**Work to complete**
Reproduce the items below word for word, leaving out the pictures.

— BEGIN Data for this exercise —

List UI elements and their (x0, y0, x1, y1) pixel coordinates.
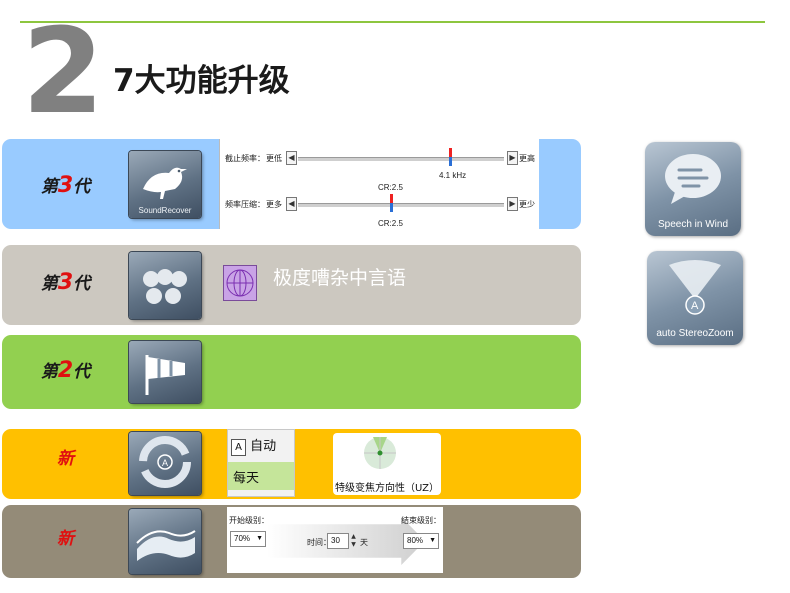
cutoff-value: 4.1 kHz (439, 171, 467, 180)
auto-badge: A (231, 439, 246, 456)
cutoff-slider-track[interactable] (298, 157, 504, 161)
auto-badge: A (691, 300, 699, 312)
soundrecover-settings-panel: 截止频率： 更低 ◀ ▶ 更高 4.1 kHz CR:2.5 频率压缩： 更多 … (219, 139, 539, 229)
feature-row-wind: 第2代 (2, 335, 581, 409)
windsock-icon (129, 341, 201, 403)
ultra-zoom-panel: 特级变焦方向性（UZ） (333, 433, 441, 495)
auto-stereozoom-caption: auto StereoZoom (656, 328, 734, 339)
auto-option[interactable]: A 自动 (231, 435, 277, 456)
auto-stereozoom-tile: A auto StereoZoom (647, 251, 743, 345)
multi-speaker-icon (129, 252, 201, 319)
auto-program-icon: A (129, 432, 201, 495)
feature-row-auto-zoom: 新 A A 自动 每天 特级变焦方向性（UZ） (2, 429, 581, 499)
feature-row-soundrecover: 第3代 SoundRecover 截止频率： 更低 ◀ ▶ 更高 4.1 kHz… (2, 139, 581, 229)
chevron-down-icon: ▼ (256, 535, 263, 542)
generation-label: 第3代 (40, 173, 91, 198)
feature-row-speech-in-loud-noise: 第3代 极度嘈杂中言语 (2, 245, 581, 325)
cutoff-higher-label: 更高 (519, 154, 535, 163)
time-stepper[interactable]: ▲ ▼ (350, 533, 357, 549)
compression-increase-button[interactable]: ▶ (507, 197, 518, 211)
generation-label: 第3代 (40, 270, 91, 295)
speech-in-wind-caption: Speech in Wind (657, 219, 729, 230)
compression-more-label: 更多 (266, 200, 282, 209)
cutoff-frequency-label: 截止频率： (225, 154, 265, 163)
speech-in-wind-tile: Speech in Wind (645, 142, 741, 236)
ultra-zoom-label: 特级变焦方向性（UZ） (335, 483, 439, 494)
section-title: 7大功能升级 (113, 63, 290, 99)
adaptation-panel: 开始级别： 70% ▼ 时间： 30 ▲ ▼ 天 结束级别： 80% ▼ (227, 507, 443, 573)
end-level-label: 结束级别： (401, 516, 441, 525)
compression-value-bottom: CR:2.5 (378, 219, 403, 227)
feature-row-gain-adaptation: 新 开始级别： 70% ▼ 时间： 30 ▲ ▼ 天 结束级别： 80% ▼ (2, 505, 581, 578)
compression-less-label: 更少 (519, 200, 535, 209)
compression-decrease-button[interactable]: ◀ (286, 197, 297, 211)
start-level-label: 开始级别： (229, 516, 269, 525)
speech-in-loud-noise-label: 极度嘈杂中言语 (273, 267, 407, 289)
daily-label: 每天 (233, 471, 260, 486)
end-level-select[interactable]: 80% ▼ (403, 533, 439, 549)
section-number: 2 (22, 2, 104, 140)
header-divider-line (20, 21, 765, 23)
time-unit-label: 天 (360, 538, 368, 547)
generation-label-new: 新 (57, 449, 74, 469)
soundrecover-icon: SoundRecover (129, 151, 201, 218)
directional-beam-icon (223, 265, 257, 301)
ultra-zoom-diagram-icon (364, 437, 396, 469)
compression-value-top: CR:2.5 (378, 183, 403, 192)
svg-text:A: A (162, 458, 168, 468)
auto-label: 自动 (250, 439, 277, 454)
daily-option[interactable]: 每天 (228, 462, 294, 490)
auto-daily-panel: A 自动 每天 (227, 429, 295, 497)
stereozoom-beam-icon: A (669, 260, 721, 315)
adaptation-curve-icon (129, 509, 201, 574)
start-level-select[interactable]: 70% ▼ (230, 531, 266, 547)
compression-slider-track[interactable] (298, 203, 504, 207)
compression-slider-thumb[interactable] (390, 194, 393, 212)
generation-label: 第2代 (40, 358, 91, 383)
generation-label-new: 新 (57, 529, 74, 549)
compression-ratio-label: 频率压缩： (225, 200, 265, 209)
soundrecover-caption: SoundRecover (138, 206, 192, 215)
chevron-down-icon: ▼ (429, 537, 436, 544)
speech-bubble-wind-icon (665, 154, 721, 204)
cutoff-slider-thumb[interactable] (449, 148, 452, 166)
time-input[interactable]: 30 (327, 533, 349, 549)
cutoff-increase-button[interactable]: ▶ (507, 151, 518, 165)
cutoff-decrease-button[interactable]: ◀ (286, 151, 297, 165)
cutoff-lower-label: 更低 (266, 154, 282, 163)
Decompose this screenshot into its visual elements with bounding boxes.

— END Data for this exercise —

**Task solution**
List UI elements and their (x0, y0, x1, y1) pixel coordinates.
cutoff-value: 4.1 kHz (439, 171, 467, 180)
auto-badge: A (231, 439, 246, 456)
cutoff-slider-track[interactable] (298, 157, 504, 161)
auto-badge: A (691, 300, 699, 312)
soundrecover-settings-panel: 截止频率： 更低 ◀ ▶ 更高 4.1 kHz CR:2.5 频率压缩： 更多 … (219, 139, 539, 229)
feature-row-wind: 第2代 (2, 335, 581, 409)
windsock-icon (129, 341, 201, 403)
ultra-zoom-panel: 特级变焦方向性（UZ） (333, 433, 441, 495)
auto-stereozoom-caption: auto StereoZoom (656, 328, 734, 339)
auto-option[interactable]: A 自动 (231, 435, 277, 456)
auto-stereozoom-tile: A auto StereoZoom (647, 251, 743, 345)
multi-speaker-icon (129, 252, 201, 319)
auto-program-icon: A (129, 432, 201, 495)
feature-row-auto-zoom: 新 A A 自动 每天 特级变焦方向性（UZ） (2, 429, 581, 499)
feature-row-soundrecover: 第3代 SoundRecover 截止频率： 更低 ◀ ▶ 更高 4.1 kHz… (2, 139, 581, 229)
chevron-down-icon: ▼ (256, 535, 263, 542)
generation-label: 第3代 (40, 173, 91, 198)
feature-row-speech-in-loud-noise: 第3代 极度嘈杂中言语 (2, 245, 581, 325)
cutoff-higher-label: 更高 (519, 154, 535, 163)
time-stepper[interactable]: ▲ ▼ (350, 533, 357, 549)
compression-increase-button[interactable]: ▶ (507, 197, 518, 211)
generation-label: 第3代 (40, 270, 91, 295)
speech-in-wind-caption: Speech in Wind (657, 219, 729, 230)
compression-more-label: 更多 (266, 200, 282, 209)
cutoff-frequency-label: 截止频率： (225, 154, 265, 163)
speech-in-wind-tile: Speech in Wind (645, 142, 741, 236)
ultra-zoom-label: 特级变焦方向性（UZ） (335, 483, 439, 494)
section-title: 7大功能升级 (113, 63, 290, 99)
adaptation-panel: 开始级别： 70% ▼ 时间： 30 ▲ ▼ 天 结束级别： 80% ▼ (227, 507, 443, 573)
end-level-label: 结束级别： (401, 516, 441, 525)
compression-value-bottom: CR:2.5 (378, 219, 403, 227)
feature-row-gain-adaptation: 新 开始级别： 70% ▼ 时间： 30 ▲ ▼ 天 结束级别： 80% ▼ (2, 505, 581, 578)
compression-less-label: 更少 (519, 200, 535, 209)
compression-decrease-button[interactable]: ◀ (286, 197, 297, 211)
start-level-label: 开始级别： (229, 516, 269, 525)
speech-in-loud-noise-label: 极度嘈杂中言语 (273, 267, 407, 289)
daily-label: 每天 (233, 471, 260, 486)
end-level-select[interactable]: 80% ▼ (403, 533, 439, 549)
section-number: 2 (22, 2, 104, 140)
header-divider-line (20, 21, 765, 23)
time-unit-label: 天 (360, 538, 368, 547)
generation-label-new: 新 (57, 449, 74, 469)
soundrecover-icon: SoundRecover (129, 151, 201, 218)
directional-beam-icon (223, 265, 257, 301)
ultra-zoom-diagram-icon (364, 437, 396, 469)
compression-value-top: CR:2.5 (378, 183, 403, 192)
svg-text:A: A (162, 458, 168, 468)
auto-label: 自动 (250, 439, 277, 454)
daily-option[interactable]: 每天 (228, 462, 294, 490)
auto-daily-panel: A 自动 每天 (227, 429, 295, 497)
stereozoom-beam-icon: A (669, 260, 721, 315)
adaptation-curve-icon (129, 509, 201, 574)
start-level-select[interactable]: 70% ▼ (230, 531, 266, 547)
compression-slider-track[interactable] (298, 203, 504, 207)
compression-slider-thumb[interactable] (390, 194, 393, 212)
generation-label: 第2代 (40, 358, 91, 383)
generation-label-new: 新 (57, 529, 74, 549)
compression-ratio-label: 频率压缩： (225, 200, 265, 209)
soundrecover-caption: SoundRecover (138, 206, 192, 215)
chevron-down-icon: ▼ (429, 537, 436, 544)
speech-bubble-wind-icon (665, 154, 721, 204)
cutoff-slider-thumb[interactable] (449, 148, 452, 166)
time-input[interactable]: 30 (327, 533, 349, 549)
cutoff-increase-button[interactable]: ▶ (507, 151, 518, 165)
cutoff-decrease-button[interactable]: ◀ (286, 151, 297, 165)
cutoff-lower-label: 更低 (266, 154, 282, 163)
Decompose this screenshot into its visual elements with bounding boxes.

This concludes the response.